[START]

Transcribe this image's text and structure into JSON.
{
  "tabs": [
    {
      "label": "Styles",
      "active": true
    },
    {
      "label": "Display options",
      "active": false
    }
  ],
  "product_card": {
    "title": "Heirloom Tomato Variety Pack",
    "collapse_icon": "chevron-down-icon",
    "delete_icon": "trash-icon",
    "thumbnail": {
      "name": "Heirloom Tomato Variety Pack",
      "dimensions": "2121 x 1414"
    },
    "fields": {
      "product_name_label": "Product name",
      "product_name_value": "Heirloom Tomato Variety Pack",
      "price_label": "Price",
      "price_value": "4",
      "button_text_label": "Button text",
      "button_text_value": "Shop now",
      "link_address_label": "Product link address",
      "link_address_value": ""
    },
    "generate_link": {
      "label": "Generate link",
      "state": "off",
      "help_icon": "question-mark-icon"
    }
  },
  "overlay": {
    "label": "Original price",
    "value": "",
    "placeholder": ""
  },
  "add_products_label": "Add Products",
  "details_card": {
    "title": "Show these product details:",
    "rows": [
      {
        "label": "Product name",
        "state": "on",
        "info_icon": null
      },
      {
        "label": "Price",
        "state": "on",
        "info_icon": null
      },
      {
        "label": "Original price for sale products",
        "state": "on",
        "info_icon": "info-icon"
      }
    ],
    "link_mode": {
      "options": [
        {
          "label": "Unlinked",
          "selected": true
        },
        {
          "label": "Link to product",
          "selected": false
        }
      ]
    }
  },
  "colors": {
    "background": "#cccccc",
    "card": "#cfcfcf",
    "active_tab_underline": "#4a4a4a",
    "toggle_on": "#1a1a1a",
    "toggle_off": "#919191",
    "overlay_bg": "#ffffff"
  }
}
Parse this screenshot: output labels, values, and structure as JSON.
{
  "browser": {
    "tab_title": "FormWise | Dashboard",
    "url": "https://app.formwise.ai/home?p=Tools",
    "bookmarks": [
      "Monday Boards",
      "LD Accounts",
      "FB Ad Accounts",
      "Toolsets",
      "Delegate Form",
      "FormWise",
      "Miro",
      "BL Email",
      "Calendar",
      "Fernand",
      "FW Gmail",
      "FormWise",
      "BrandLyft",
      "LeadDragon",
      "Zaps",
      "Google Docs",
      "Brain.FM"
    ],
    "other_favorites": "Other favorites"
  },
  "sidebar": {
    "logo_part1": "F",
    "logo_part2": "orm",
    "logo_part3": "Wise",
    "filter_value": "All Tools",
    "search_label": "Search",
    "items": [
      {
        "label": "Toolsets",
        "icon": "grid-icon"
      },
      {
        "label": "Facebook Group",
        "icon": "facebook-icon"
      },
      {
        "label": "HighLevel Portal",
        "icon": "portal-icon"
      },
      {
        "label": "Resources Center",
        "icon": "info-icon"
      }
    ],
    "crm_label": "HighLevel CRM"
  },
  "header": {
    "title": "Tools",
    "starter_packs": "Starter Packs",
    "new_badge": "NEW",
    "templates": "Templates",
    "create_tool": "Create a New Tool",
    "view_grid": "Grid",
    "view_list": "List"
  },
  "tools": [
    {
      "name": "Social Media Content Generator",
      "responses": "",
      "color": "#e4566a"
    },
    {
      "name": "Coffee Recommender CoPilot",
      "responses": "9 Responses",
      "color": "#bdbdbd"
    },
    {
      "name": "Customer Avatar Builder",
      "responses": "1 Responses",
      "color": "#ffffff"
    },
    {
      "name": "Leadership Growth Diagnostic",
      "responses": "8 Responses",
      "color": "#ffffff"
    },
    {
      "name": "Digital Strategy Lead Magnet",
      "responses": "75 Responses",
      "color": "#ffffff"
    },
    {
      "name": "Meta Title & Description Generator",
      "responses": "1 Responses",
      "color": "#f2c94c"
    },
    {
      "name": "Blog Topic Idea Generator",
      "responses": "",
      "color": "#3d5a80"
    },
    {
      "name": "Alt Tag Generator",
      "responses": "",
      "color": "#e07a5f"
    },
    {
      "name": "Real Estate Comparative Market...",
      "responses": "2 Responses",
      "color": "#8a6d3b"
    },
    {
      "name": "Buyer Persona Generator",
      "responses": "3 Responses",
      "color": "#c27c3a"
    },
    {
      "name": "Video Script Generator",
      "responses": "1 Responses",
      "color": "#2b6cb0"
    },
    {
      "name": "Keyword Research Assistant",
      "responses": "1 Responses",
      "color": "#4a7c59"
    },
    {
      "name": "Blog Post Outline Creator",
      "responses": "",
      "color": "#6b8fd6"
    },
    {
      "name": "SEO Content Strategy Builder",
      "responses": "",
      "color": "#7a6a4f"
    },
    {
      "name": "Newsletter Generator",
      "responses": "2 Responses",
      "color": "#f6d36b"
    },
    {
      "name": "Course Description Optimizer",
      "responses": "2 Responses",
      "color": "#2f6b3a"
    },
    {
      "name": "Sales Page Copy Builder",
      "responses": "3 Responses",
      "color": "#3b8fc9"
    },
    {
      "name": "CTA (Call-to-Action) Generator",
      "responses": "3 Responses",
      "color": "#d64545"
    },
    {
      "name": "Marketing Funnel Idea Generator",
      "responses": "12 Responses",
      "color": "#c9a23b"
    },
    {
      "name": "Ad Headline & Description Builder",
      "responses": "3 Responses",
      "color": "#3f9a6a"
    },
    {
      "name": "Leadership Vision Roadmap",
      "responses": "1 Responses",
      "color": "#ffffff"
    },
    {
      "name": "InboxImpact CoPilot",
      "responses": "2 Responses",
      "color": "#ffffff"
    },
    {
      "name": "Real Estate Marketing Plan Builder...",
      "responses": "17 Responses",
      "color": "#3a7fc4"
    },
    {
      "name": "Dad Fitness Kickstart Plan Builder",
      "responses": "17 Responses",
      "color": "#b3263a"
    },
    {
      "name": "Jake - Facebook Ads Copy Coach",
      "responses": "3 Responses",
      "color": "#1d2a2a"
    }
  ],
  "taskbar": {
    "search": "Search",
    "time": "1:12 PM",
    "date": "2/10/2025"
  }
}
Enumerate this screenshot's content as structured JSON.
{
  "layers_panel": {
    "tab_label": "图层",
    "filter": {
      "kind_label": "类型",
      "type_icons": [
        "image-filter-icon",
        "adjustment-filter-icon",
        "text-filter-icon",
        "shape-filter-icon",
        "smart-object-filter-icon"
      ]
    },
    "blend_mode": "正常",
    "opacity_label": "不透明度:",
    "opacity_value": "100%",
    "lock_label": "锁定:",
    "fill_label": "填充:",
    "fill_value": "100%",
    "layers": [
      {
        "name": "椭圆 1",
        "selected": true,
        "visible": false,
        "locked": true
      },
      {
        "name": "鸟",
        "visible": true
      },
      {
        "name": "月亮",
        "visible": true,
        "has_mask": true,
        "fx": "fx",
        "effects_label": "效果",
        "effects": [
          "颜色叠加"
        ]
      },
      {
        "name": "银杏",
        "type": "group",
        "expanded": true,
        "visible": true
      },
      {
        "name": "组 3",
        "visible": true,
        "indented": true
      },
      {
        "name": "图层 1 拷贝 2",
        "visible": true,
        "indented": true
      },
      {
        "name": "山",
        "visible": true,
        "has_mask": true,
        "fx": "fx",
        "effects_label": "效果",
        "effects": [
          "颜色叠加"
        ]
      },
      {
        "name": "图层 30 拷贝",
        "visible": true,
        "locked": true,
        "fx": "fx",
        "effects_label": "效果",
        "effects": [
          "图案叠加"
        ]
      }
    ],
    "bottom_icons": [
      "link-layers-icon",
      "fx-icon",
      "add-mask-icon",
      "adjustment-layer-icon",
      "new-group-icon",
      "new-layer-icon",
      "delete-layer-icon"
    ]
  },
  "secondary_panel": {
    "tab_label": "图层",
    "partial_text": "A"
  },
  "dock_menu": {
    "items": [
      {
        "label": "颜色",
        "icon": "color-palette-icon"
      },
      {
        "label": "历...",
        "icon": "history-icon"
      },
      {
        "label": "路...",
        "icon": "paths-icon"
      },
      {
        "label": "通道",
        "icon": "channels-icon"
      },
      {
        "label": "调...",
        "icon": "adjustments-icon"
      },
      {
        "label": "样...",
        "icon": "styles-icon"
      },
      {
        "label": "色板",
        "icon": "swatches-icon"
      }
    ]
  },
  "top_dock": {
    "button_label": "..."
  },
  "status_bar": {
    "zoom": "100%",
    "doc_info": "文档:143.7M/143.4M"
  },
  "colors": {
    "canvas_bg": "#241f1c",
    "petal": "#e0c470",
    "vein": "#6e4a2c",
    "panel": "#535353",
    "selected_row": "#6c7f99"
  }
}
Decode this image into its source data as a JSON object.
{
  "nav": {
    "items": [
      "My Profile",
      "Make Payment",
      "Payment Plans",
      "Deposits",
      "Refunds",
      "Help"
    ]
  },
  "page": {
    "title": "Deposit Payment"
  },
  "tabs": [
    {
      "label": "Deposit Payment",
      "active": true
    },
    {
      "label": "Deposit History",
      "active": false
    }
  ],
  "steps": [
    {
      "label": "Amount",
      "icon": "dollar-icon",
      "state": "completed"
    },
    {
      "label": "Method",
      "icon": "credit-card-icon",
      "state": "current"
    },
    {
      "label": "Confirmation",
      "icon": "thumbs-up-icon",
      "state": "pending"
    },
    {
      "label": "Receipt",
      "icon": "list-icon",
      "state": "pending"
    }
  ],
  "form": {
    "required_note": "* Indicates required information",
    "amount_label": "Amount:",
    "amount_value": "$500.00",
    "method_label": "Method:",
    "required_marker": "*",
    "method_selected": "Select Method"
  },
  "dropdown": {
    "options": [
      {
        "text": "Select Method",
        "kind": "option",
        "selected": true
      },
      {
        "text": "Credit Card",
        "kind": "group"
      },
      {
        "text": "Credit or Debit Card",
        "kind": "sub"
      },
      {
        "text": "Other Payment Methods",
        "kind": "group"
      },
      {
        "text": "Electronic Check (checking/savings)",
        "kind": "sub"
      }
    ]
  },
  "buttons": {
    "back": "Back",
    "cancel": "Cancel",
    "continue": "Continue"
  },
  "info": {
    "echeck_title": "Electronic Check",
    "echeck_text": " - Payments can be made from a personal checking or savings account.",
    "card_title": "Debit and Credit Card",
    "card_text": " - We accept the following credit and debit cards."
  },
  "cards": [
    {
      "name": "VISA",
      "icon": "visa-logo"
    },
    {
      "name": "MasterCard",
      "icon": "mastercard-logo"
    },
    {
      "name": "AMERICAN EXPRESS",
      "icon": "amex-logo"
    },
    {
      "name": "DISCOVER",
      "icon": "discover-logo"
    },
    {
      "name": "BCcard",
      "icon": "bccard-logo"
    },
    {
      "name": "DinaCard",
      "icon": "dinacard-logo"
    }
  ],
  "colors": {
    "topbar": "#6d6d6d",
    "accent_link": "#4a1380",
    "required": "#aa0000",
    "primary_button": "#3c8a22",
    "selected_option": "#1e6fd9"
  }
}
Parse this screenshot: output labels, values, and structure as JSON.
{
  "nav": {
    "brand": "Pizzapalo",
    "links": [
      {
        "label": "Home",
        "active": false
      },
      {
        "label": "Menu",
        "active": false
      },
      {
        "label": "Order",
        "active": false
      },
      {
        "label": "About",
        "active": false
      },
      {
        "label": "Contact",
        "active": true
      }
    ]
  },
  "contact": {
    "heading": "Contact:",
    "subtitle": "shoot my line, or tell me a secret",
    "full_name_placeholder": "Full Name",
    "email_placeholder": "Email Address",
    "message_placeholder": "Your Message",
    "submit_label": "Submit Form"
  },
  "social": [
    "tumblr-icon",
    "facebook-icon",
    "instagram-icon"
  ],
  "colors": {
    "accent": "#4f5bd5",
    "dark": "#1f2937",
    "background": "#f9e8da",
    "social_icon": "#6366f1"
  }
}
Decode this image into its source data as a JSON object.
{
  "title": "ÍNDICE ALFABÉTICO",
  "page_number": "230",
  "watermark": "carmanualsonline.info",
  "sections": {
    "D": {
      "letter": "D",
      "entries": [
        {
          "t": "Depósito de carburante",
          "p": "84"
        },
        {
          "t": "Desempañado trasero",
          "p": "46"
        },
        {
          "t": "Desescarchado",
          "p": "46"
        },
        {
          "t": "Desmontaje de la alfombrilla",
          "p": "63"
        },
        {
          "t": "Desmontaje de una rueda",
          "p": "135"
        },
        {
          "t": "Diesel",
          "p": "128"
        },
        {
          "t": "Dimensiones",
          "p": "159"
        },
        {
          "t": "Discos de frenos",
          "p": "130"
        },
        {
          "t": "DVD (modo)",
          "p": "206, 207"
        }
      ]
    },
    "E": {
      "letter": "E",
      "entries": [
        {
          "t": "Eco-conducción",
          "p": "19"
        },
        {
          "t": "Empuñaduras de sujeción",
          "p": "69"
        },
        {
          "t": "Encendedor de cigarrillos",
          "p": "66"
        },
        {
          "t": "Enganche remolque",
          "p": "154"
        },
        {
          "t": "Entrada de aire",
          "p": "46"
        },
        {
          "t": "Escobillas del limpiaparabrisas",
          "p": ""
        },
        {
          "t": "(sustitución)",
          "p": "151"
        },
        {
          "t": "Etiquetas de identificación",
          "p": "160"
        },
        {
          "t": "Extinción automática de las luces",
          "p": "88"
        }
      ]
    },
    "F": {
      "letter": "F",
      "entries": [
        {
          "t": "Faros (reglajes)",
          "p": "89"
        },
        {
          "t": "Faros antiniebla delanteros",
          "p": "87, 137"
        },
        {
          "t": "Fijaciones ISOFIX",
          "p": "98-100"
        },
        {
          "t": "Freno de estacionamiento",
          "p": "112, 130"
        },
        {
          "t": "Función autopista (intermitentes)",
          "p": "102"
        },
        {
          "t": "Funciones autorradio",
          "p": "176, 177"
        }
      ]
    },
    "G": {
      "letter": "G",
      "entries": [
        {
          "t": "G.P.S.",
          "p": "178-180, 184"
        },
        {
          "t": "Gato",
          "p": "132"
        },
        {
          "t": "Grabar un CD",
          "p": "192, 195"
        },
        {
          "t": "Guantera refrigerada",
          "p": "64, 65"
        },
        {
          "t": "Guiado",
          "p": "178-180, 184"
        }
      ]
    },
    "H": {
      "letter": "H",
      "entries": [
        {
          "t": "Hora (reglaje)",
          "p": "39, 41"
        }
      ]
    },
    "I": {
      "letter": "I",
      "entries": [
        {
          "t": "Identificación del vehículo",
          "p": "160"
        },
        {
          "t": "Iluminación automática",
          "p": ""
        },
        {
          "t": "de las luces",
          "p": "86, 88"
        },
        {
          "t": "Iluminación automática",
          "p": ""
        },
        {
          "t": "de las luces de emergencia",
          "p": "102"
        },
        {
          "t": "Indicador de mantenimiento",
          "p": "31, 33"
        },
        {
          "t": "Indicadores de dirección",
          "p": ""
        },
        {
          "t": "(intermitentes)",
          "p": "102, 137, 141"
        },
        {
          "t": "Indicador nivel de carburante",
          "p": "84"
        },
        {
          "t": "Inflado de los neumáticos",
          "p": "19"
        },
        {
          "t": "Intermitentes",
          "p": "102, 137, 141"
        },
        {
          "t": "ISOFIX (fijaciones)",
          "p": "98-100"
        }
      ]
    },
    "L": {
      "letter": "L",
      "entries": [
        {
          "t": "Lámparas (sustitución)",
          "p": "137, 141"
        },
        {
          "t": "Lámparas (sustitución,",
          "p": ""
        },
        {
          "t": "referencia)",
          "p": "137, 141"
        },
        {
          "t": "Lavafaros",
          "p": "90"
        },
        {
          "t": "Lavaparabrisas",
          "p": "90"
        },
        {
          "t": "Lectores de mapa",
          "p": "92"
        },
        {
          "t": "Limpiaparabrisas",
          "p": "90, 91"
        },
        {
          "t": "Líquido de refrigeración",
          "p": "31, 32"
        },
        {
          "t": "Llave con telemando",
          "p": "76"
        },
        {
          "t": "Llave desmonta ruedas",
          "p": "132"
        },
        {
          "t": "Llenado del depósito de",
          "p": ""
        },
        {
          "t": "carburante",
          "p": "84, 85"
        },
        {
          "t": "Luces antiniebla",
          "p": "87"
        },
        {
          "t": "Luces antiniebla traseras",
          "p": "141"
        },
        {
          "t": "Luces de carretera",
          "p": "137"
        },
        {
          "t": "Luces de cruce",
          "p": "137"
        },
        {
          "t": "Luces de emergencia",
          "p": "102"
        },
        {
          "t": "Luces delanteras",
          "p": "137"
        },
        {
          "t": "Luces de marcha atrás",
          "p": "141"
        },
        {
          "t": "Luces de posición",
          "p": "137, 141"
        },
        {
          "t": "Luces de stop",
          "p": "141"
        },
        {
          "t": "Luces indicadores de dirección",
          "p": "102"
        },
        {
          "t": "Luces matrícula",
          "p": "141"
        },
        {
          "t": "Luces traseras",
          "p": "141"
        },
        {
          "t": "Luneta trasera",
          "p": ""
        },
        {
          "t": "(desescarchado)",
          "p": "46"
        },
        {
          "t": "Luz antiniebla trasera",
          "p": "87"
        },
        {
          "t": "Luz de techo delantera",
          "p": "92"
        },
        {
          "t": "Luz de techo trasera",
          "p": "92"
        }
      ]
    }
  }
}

[END]

• [YOUR GOAL]:
From the records above, report the count of lines containing "antiniebla" and nothing more.

• [ANSWER TO THIS PROBLEM]:
4